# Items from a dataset
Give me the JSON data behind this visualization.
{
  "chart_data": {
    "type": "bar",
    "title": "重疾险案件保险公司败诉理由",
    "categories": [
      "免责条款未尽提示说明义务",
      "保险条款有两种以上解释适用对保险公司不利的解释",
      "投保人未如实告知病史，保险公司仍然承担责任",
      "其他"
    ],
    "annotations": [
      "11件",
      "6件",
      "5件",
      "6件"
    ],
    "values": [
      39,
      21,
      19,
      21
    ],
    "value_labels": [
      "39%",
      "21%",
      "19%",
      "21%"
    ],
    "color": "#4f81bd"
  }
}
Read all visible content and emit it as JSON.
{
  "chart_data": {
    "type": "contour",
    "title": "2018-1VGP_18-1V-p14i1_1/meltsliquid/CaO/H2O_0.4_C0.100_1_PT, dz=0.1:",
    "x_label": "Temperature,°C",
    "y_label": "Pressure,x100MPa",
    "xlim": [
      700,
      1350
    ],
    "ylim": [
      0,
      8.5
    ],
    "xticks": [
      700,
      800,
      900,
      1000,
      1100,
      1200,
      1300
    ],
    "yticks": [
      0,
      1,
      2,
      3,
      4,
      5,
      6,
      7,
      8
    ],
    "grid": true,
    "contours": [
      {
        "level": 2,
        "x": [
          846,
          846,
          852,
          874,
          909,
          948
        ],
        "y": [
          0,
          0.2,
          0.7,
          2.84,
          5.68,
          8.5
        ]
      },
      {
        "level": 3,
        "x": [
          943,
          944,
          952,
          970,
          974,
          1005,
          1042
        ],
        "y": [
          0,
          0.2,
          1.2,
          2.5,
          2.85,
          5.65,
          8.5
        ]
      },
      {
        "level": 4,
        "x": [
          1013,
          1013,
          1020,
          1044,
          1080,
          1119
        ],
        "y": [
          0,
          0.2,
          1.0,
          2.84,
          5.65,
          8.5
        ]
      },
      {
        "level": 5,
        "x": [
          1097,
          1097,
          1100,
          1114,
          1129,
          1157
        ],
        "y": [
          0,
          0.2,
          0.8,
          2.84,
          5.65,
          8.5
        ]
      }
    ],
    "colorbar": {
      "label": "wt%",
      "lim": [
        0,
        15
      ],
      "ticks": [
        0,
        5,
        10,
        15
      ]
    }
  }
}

# INSTRUCTIONS FOR THE TASK
Go through the records above and set each one down exactly, please.

# ANSWER
Give me the JSON data behind this visualization.
{
  "chart_data": {
    "type": "bar",
    "title": "重疾险案件保险公司败诉理由",
    "categories": [
      "免责条款未尽提示说明义务",
      "保险条款有两种以上解释适用对保险公司不利的解释",
      "投保人未如实告知病史，保险公司仍然承担责任",
      "其他"
    ],
    "annotations": [
      "11件",
      "6件",
      "5件",
      "6件"
    ],
    "values": [
      39,
      21,
      19,
      21
    ],
    "value_labels": [
      "39%",
      "21%",
      "19%",
      "21%"
    ],
    "color": "#4f81bd"
  }
}
Read all visible content and emit it as JSON.
{
  "chart_data": {
    "type": "contour",
    "title": "2018-1VGP_18-1V-p14i1_1/meltsliquid/CaO/H2O_0.4_C0.100_1_PT, dz=0.1:",
    "x_label": "Temperature,°C",
    "y_label": "Pressure,x100MPa",
    "xlim": [
      700,
      1350
    ],
    "ylim": [
      0,
      8.5
    ],
    "xticks": [
      700,
      800,
      900,
      1000,
      1100,
      1200,
      1300
    ],
    "yticks": [
      0,
      1,
      2,
      3,
      4,
      5,
      6,
      7,
      8
    ],
    "grid": true,
    "contours": [
      {
        "level": 2,
        "x": [
          846,
          846,
          852,
          874,
          909,
          948
        ],
        "y": [
          0,
          0.2,
          0.7,
          2.84,
          5.68,
          8.5
        ]
      },
      {
        "level": 3,
        "x": [
          943,
          944,
          952,
          970,
          974,
          1005,
          1042
        ],
        "y": [
          0,
          0.2,
          1.2,
          2.5,
          2.85,
          5.65,
          8.5
        ]
      },
      {
        "level": 4,
        "x": [
          1013,
          1013,
          1020,
          1044,
          1080,
          1119
        ],
        "y": [
          0,
          0.2,
          1.0,
          2.84,
          5.65,
          8.5
        ]
      },
      {
        "level": 5,
        "x": [
          1097,
          1097,
          1100,
          1114,
          1129,
          1157
        ],
        "y": [
          0,
          0.2,
          0.8,
          2.84,
          5.65,
          8.5
        ]
      }
    ],
    "colorbar": {
      "label": "wt%",
      "lim": [
        0,
        15
      ],
      "ticks": [
        0,
        5,
        10,
        15
      ]
    }
  }
}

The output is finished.